** START **

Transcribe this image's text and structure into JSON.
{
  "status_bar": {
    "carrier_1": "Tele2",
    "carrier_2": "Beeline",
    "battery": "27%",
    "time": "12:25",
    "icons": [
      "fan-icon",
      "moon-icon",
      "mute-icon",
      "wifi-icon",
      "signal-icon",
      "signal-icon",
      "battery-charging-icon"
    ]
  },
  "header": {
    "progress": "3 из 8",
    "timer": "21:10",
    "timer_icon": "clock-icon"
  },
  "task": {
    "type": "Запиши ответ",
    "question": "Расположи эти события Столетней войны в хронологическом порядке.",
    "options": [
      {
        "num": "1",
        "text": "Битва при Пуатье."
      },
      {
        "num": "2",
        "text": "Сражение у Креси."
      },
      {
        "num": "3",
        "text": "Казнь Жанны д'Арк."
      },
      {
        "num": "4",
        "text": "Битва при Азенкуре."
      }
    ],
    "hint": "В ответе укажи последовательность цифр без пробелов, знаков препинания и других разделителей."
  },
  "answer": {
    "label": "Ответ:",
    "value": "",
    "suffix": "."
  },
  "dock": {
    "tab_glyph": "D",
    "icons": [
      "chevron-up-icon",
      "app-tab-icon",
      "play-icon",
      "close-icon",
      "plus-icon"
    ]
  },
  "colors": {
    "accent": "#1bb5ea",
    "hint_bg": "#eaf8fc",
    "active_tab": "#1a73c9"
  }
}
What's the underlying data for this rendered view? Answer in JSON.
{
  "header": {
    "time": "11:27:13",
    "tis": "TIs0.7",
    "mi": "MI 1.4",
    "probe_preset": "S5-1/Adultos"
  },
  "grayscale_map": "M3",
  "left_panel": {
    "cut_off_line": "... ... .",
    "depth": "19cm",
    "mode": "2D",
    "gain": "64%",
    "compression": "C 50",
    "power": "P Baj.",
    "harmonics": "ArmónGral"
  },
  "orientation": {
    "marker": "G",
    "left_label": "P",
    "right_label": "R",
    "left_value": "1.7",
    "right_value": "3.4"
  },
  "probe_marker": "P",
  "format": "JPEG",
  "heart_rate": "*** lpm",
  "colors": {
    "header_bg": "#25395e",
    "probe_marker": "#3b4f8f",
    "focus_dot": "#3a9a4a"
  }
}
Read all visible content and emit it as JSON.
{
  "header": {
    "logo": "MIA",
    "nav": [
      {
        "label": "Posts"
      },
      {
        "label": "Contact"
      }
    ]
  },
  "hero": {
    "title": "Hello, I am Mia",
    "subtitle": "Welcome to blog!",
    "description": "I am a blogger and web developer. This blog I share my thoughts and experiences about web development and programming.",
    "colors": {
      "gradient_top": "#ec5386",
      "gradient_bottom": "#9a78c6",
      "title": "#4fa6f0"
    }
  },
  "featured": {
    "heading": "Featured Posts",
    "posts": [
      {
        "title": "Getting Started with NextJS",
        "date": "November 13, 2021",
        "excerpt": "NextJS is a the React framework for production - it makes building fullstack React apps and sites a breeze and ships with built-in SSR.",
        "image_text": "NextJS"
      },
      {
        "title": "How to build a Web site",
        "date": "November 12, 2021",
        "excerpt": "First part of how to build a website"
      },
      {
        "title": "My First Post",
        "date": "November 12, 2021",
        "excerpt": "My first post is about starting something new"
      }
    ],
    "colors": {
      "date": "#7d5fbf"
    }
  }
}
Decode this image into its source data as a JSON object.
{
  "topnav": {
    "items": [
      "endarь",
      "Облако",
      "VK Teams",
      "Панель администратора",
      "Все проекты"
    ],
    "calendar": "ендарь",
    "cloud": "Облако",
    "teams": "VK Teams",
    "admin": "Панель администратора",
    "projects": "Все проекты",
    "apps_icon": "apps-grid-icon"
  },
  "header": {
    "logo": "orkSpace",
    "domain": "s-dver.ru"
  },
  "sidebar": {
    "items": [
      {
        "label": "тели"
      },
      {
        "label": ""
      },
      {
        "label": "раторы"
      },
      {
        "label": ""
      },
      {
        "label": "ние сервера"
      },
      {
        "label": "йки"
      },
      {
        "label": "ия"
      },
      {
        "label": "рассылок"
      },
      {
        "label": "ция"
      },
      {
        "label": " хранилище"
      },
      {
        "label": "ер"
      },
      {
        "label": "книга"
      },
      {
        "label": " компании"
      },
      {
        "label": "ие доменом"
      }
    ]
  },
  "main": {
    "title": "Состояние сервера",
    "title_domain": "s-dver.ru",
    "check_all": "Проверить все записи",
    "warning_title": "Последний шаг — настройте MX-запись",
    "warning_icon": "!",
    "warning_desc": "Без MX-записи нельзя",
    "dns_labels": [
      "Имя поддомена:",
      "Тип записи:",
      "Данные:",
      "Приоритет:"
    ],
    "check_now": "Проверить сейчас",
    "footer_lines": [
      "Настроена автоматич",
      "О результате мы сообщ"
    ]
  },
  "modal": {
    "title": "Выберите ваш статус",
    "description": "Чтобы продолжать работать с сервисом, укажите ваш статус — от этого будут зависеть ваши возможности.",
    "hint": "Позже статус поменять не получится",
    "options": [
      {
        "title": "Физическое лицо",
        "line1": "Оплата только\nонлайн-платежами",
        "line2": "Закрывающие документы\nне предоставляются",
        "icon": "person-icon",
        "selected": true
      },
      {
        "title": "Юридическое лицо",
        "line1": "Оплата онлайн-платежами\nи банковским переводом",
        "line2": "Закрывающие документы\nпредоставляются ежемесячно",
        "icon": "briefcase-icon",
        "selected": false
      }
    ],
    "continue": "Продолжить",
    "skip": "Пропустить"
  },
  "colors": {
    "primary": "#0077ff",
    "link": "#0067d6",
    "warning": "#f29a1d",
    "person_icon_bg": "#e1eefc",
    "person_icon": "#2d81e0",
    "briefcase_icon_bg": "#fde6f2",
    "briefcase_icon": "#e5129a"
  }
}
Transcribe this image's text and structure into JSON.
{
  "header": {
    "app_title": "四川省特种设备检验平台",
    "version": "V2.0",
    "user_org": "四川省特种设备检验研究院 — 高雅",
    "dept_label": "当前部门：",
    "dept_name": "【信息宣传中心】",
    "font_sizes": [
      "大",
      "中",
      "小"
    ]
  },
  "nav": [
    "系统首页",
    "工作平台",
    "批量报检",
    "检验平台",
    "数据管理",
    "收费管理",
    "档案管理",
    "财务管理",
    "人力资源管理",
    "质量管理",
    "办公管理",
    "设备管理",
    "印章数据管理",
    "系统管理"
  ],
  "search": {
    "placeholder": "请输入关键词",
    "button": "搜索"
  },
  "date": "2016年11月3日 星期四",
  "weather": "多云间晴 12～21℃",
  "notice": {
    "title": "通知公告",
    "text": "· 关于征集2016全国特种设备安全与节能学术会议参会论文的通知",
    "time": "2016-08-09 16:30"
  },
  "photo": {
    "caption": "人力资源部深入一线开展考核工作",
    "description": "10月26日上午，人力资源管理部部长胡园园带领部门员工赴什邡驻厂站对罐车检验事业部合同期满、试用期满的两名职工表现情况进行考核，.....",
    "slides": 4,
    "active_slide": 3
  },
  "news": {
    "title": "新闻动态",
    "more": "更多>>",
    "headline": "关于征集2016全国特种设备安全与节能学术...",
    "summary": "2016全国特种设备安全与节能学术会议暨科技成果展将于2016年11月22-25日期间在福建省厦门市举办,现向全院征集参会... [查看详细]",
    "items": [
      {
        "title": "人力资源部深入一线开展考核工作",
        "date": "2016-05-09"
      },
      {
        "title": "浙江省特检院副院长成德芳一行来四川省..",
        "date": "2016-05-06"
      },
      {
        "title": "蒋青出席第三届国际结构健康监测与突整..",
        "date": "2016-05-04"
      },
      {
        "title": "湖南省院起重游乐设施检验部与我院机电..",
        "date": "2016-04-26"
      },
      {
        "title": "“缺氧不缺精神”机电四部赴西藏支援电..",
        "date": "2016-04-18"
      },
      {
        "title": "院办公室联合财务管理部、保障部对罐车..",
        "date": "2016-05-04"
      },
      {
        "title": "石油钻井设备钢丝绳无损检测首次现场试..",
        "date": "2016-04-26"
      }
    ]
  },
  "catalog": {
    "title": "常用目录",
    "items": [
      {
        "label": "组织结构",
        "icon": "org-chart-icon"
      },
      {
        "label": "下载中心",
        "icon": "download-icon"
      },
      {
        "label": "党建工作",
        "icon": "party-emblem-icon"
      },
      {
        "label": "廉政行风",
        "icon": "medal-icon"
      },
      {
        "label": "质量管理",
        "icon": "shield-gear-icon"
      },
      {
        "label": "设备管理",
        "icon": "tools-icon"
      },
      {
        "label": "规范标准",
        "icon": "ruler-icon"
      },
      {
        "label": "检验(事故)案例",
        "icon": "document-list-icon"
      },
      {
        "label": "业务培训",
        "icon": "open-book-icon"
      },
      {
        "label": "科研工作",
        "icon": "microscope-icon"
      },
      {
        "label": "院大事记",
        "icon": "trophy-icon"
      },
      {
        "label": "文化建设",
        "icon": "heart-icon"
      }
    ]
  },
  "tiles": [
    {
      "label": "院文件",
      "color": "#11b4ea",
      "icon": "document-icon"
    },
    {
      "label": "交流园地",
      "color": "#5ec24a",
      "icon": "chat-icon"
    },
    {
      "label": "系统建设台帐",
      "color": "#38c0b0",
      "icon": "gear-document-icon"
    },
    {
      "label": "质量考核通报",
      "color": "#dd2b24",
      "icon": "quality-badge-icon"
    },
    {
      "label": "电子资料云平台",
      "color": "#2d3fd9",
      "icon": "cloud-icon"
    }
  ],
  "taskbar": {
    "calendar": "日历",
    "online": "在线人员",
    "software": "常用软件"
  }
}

** END **

**Task goal**
Your answer should be a single number: the count of lines in the entries that contain the word "data".

**Answer**
2